### Records
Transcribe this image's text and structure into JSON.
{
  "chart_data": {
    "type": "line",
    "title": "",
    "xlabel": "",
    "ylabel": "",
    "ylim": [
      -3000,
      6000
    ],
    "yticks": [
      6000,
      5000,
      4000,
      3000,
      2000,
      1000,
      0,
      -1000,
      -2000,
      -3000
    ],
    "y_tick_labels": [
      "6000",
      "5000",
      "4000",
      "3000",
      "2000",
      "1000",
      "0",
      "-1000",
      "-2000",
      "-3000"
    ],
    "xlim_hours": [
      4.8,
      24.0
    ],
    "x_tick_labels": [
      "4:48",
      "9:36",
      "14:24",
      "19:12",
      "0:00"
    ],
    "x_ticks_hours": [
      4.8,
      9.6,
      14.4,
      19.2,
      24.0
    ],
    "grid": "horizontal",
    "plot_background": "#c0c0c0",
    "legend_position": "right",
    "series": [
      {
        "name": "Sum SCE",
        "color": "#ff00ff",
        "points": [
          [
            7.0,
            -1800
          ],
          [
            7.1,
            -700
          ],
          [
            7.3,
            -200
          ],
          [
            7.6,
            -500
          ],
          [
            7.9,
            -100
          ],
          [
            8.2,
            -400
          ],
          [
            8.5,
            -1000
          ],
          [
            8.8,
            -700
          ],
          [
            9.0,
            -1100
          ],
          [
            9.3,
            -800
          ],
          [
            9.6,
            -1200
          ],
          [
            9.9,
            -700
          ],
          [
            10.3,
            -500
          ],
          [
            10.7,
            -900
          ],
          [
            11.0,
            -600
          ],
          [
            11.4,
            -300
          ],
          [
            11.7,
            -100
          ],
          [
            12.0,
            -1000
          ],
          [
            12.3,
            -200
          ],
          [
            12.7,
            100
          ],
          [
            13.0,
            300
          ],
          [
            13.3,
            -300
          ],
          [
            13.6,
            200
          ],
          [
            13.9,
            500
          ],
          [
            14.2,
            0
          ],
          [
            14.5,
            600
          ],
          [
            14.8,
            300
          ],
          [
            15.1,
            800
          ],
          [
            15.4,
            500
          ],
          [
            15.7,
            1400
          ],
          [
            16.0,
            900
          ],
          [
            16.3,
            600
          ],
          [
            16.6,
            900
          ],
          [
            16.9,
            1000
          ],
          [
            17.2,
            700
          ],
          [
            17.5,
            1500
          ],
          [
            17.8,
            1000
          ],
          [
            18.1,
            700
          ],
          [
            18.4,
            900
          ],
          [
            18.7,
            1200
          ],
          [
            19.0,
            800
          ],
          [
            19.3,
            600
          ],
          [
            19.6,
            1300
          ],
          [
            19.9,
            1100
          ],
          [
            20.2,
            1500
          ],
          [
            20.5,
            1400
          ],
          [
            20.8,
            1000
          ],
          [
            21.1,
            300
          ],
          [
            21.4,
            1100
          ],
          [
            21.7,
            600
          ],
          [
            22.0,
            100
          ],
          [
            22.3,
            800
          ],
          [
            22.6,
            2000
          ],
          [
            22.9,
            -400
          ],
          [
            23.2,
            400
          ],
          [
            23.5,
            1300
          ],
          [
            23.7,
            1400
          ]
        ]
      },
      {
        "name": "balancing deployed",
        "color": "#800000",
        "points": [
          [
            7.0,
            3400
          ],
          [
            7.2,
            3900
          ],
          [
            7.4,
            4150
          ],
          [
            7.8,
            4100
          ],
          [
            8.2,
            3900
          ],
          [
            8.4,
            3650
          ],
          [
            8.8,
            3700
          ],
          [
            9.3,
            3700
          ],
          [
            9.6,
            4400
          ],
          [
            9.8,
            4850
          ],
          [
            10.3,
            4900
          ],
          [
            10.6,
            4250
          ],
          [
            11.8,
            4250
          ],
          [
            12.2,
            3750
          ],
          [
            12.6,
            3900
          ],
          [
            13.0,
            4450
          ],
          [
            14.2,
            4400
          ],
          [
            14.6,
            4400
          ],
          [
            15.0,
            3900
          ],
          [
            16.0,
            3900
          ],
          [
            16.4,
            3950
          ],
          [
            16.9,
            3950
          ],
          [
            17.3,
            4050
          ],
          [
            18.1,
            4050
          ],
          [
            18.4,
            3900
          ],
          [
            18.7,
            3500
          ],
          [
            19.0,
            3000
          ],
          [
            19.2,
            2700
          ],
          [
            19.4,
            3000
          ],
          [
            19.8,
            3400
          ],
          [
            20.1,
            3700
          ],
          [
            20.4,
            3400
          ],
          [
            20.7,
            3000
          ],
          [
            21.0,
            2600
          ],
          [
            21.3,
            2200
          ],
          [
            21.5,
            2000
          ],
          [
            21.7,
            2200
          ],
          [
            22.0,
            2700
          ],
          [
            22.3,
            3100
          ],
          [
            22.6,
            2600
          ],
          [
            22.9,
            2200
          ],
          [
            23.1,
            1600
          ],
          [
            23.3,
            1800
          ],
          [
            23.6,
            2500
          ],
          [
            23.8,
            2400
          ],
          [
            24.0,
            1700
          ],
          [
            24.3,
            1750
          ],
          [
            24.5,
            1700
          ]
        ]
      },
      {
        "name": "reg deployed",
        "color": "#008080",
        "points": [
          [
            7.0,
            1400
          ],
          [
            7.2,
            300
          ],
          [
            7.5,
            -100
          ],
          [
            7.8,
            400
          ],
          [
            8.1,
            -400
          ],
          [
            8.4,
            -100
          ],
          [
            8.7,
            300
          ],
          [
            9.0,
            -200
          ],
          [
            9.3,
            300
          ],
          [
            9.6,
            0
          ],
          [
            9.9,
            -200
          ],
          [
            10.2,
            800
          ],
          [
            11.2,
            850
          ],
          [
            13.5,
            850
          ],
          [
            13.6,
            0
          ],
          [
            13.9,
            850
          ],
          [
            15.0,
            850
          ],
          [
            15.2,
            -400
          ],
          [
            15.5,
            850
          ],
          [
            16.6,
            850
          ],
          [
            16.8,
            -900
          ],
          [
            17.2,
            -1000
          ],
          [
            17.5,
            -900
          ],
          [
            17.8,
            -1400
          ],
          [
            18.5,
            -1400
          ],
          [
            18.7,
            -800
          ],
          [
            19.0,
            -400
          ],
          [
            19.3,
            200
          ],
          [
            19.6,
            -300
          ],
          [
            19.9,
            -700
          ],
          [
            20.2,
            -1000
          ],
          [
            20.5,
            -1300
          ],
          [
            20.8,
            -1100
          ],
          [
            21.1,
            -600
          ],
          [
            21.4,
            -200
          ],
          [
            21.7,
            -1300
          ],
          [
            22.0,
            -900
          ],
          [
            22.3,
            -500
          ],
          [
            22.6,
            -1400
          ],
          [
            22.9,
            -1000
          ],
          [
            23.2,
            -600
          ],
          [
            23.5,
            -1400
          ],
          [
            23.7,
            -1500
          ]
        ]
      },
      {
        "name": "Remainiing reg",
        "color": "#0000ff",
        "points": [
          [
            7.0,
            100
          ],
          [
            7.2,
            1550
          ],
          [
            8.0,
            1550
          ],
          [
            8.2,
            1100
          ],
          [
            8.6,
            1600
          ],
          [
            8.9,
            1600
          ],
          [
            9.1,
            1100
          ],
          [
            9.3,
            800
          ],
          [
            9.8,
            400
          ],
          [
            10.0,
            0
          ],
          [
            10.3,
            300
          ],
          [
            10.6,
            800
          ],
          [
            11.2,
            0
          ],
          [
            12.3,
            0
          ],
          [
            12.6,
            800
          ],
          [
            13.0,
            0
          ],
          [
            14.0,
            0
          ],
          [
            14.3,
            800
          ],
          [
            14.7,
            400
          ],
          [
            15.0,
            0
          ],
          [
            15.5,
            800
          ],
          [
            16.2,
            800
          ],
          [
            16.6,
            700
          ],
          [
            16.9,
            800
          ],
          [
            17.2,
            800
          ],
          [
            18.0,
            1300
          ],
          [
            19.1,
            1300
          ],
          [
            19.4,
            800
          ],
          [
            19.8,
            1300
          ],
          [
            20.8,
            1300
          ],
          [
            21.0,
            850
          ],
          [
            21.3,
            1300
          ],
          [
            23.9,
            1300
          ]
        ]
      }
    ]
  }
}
######
◆ **Direction**: Scan the listing above for the word "deployed" and show each line where it is found.

◆ **Answer to this exercise**:
        "name": "balancing deployed",
        "name": "reg deployed",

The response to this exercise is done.